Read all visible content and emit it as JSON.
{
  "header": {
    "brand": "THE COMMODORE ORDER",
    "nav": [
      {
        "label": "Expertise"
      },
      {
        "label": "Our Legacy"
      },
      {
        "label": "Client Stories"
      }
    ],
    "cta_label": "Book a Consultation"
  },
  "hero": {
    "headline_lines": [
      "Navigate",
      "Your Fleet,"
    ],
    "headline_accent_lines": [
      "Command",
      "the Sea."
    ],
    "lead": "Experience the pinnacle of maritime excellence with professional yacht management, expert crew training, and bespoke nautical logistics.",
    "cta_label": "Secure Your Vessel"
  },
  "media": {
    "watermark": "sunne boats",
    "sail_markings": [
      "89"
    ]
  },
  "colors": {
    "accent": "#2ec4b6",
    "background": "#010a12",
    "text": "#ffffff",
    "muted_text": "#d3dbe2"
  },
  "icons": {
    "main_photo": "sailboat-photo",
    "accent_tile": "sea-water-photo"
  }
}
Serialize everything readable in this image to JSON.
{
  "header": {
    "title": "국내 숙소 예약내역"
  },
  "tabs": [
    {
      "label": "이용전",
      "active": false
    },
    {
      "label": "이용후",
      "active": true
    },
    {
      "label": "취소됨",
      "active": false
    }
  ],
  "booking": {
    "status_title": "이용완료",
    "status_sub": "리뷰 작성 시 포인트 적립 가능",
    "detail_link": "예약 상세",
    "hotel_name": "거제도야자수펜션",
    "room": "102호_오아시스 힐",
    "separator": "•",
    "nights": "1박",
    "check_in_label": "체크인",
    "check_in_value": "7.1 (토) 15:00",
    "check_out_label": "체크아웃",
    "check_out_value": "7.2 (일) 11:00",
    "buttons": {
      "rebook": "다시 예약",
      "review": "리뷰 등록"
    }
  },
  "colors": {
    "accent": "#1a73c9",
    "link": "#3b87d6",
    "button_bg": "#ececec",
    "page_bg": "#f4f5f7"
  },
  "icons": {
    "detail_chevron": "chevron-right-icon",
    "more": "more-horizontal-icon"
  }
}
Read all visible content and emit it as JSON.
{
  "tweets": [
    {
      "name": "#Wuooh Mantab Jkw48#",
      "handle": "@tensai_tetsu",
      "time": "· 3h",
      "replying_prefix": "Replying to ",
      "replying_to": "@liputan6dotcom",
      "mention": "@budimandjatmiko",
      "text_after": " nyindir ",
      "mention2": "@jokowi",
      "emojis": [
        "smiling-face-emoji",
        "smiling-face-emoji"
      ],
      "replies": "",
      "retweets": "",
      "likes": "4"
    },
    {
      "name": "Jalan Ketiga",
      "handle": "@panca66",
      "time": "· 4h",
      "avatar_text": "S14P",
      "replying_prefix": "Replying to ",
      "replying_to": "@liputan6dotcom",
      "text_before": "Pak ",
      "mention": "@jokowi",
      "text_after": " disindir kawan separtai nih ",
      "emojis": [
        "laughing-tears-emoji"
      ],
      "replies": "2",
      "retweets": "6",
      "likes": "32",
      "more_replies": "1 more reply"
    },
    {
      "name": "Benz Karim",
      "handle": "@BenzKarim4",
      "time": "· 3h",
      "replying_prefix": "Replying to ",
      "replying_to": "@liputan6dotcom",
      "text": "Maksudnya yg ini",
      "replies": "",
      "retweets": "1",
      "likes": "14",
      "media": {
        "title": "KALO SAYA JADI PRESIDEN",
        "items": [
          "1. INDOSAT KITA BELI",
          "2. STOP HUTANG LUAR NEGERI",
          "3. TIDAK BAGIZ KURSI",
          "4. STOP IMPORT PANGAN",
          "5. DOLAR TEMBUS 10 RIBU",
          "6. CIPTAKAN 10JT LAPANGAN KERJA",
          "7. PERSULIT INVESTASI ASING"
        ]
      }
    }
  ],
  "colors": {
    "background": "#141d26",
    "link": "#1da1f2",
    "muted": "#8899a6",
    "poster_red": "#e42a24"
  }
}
========================================================================
* [WHAT TO WORK ON]: Repeat all the entries word for word.

* [REPLY TO THE TASK]:
Read all visible content and emit it as JSON.
{
  "header": {
    "brand": "THE COMMODORE ORDER",
    "nav": [
      {
        "label": "Expertise"
      },
      {
        "label": "Our Legacy"
      },
      {
        "label": "Client Stories"
      }
    ],
    "cta_label": "Book a Consultation"
  },
  "hero": {
    "headline_lines": [
      "Navigate",
      "Your Fleet,"
    ],
    "headline_accent_lines": [
      "Command",
      "the Sea."
    ],
    "lead": "Experience the pinnacle of maritime excellence with professional yacht management, expert crew training, and bespoke nautical logistics.",
    "cta_label": "Secure Your Vessel"
  },
  "media": {
    "watermark": "sunne boats",
    "sail_markings": [
      "89"
    ]
  },
  "colors": {
    "accent": "#2ec4b6",
    "background": "#010a12",
    "text": "#ffffff",
    "muted_text": "#d3dbe2"
  },
  "icons": {
    "main_photo": "sailboat-photo",
    "accent_tile": "sea-water-photo"
  }
}
Serialize everything readable in this image to JSON.
{
  "header": {
    "title": "국내 숙소 예약내역"
  },
  "tabs": [
    {
      "label": "이용전",
      "active": false
    },
    {
      "label": "이용후",
      "active": true
    },
    {
      "label": "취소됨",
      "active": false
    }
  ],
  "booking": {
    "status_title": "이용완료",
    "status_sub": "리뷰 작성 시 포인트 적립 가능",
    "detail_link": "예약 상세",
    "hotel_name": "거제도야자수펜션",
    "room": "102호_오아시스 힐",
    "separator": "•",
    "nights": "1박",
    "check_in_label": "체크인",
    "check_in_value": "7.1 (토) 15:00",
    "check_out_label": "체크아웃",
    "check_out_value": "7.2 (일) 11:00",
    "buttons": {
      "rebook": "다시 예약",
      "review": "리뷰 등록"
    }
  },
  "colors": {
    "accent": "#1a73c9",
    "link": "#3b87d6",
    "button_bg": "#ececec",
    "page_bg": "#f4f5f7"
  },
  "icons": {
    "detail_chevron": "chevron-right-icon",
    "more": "more-horizontal-icon"
  }
}
Read all visible content and emit it as JSON.
{
  "tweets": [
    {
      "name": "#Wuooh Mantab Jkw48#",
      "handle": "@tensai_tetsu",
      "time": "· 3h",
      "replying_prefix": "Replying to ",
      "replying_to": "@liputan6dotcom",
      "mention": "@budimandjatmiko",
      "text_after": " nyindir ",
      "mention2": "@jokowi",
      "emojis": [
        "smiling-face-emoji",
        "smiling-face-emoji"
      ],
      "replies": "",
      "retweets": "",
      "likes": "4"
    },
    {
      "name": "Jalan Ketiga",
      "handle": "@panca66",
      "time": "· 4h",
      "avatar_text": "S14P",
      "replying_prefix": "Replying to ",
      "replying_to": "@liputan6dotcom",
      "text_before": "Pak ",
      "mention": "@jokowi",
      "text_after": " disindir kawan separtai nih ",
      "emojis": [
        "laughing-tears-emoji"
      ],
      "replies": "2",
      "retweets": "6",
      "likes": "32",
      "more_replies": "1 more reply"
    },
    {
      "name": "Benz Karim",
      "handle": "@BenzKarim4",
      "time": "· 3h",
      "replying_prefix": "Replying to ",
      "replying_to": "@liputan6dotcom",
      "text": "Maksudnya yg ini",
      "replies": "",
      "retweets": "1",
      "likes": "14",
      "media": {
        "title": "KALO SAYA JADI PRESIDEN",
        "items": [
          "1. INDOSAT KITA BELI",
          "2. STOP HUTANG LUAR NEGERI",
          "3. TIDAK BAGIZ KURSI",
          "4. STOP IMPORT PANGAN",
          "5. DOLAR TEMBUS 10 RIBU",
          "6. CIPTAKAN 10JT LAPANGAN KERJA",
          "7. PERSULIT INVESTASI ASING"
        ]
      }
    }
  ],
  "colors": {
    "background": "#141d26",
    "link": "#1da1f2",
    "muted": "#8899a6",
    "poster_red": "#e42a24"
  }
}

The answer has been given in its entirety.